Extrait

_ _ _

Nadia Chahed
20 Janvier 2021•Mise à jour: 20 Janvier 2021
AA/Tunis
La justice française a rejeté, mardi, la demande de remise en liberté de l’ancien député et ministre congolais, Roger Lumbala, arrêté à Paris le 29 décembre 2020, et mis en examen pour « participation à un groupement formé en vue de la préparation de crimes contre l’humanité » et « complicité de crimes contre l’humanité » pour des exactions commises par le groupe qu’il dirigeait dans l’est du pays lors de la deuxième guerre du Congo, ont rapporté des médias français.
Pour sa première comparution devant la justice française, Roger Lumbala a nié son implication dans les faits reprochés. Il a assuré qu’il n’y avait aucune raison de le garder en détention, précise Radio France Internationale (RFI).

_ _ _

Questions sur l'extrait
1 – Recopiez fidèlement le passage de l'article sur Roger Lumbala qui commence par « Nadia Chahed » et se poursuit jusqu'à « des médias français. ».
2 – Donnez la suite de l'article sur Roger Lumbala en reprenant après sa dernière phrase.
Les enregistrements qui suivent forment un matériau distinct de l'article.

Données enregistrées
_ _ _

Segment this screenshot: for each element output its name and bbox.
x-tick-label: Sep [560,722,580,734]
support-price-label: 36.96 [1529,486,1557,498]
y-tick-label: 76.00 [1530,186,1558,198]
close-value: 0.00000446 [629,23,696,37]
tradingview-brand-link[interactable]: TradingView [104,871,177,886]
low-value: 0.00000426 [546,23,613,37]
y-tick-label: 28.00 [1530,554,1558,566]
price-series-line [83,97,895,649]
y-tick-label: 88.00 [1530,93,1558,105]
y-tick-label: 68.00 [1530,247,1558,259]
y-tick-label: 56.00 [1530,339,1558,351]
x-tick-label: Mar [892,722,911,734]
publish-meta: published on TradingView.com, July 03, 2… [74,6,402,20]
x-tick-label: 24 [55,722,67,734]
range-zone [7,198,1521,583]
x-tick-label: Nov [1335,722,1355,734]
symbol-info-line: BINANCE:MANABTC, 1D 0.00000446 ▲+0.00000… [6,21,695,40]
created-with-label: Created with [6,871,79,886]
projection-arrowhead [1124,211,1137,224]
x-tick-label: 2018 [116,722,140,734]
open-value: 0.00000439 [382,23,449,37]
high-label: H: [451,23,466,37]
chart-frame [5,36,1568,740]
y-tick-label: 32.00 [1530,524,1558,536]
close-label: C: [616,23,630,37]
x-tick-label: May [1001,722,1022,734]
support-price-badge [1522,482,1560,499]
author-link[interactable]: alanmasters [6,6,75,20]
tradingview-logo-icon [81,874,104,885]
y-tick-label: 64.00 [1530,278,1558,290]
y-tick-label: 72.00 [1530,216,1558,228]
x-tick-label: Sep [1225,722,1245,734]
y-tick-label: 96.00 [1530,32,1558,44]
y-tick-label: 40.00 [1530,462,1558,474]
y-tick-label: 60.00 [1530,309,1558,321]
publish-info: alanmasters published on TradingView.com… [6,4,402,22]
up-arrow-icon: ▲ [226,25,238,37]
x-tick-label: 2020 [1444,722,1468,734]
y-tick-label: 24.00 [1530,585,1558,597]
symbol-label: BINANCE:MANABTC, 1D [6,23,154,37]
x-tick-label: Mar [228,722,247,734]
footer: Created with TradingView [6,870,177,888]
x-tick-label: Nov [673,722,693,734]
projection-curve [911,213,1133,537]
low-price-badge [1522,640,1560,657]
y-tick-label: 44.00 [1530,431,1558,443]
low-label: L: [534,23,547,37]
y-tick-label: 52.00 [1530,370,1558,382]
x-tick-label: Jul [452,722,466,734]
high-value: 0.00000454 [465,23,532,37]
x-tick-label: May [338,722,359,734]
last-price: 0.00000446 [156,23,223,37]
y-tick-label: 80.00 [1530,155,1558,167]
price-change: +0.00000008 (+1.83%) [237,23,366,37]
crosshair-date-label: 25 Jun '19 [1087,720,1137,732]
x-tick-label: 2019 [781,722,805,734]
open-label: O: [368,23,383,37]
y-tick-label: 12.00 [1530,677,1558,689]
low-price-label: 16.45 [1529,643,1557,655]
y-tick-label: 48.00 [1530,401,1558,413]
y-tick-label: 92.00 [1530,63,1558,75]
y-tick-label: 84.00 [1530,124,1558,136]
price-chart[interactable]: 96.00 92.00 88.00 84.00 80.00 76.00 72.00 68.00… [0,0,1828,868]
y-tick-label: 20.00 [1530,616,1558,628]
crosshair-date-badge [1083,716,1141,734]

_ _ _

Liste des réponses
1 –
Nadia Chahed
20 Janvier 2021•Mise à jour: 20 Janvier 2021
AA/Tunis
La justice française a rejeté, mardi, la demande de remise en liberté de l’ancien député et ministre congolais, Roger Lumbala, arrêté à Paris le 29 décembre 2020, et mis en examen pour « participation à un groupement formé en vue de la préparation de crimes contre l’humanité » et « complicité de crimes contre l’humanité » pour des exactions commises par le groupe qu’il dirigeait dans l’est du pays lors de la deuxième guerre du Congo, ont rapporté des médias français.

2 –
Sur le fond, Roger Lumbala affirme qu’il n’exerçait à l’époque aucun « contrôle effectif » sur les miliciens du RCD-National, le groupe qu’il dirigeait selon le rapport Mapping de l’ONU, rapporte le même média.
Allié à l’ALC de Jean-Pierre Bemba, le RCD-N a participé, selon les experts, à des atrocités entre juillet 2002 et janvier 2003 en Ituri et dans le Haut-Uélé, notamment des meurtres, des viols, des tortures, des mutilations, et même de possibles actes de cannibalisme, souligne le média français.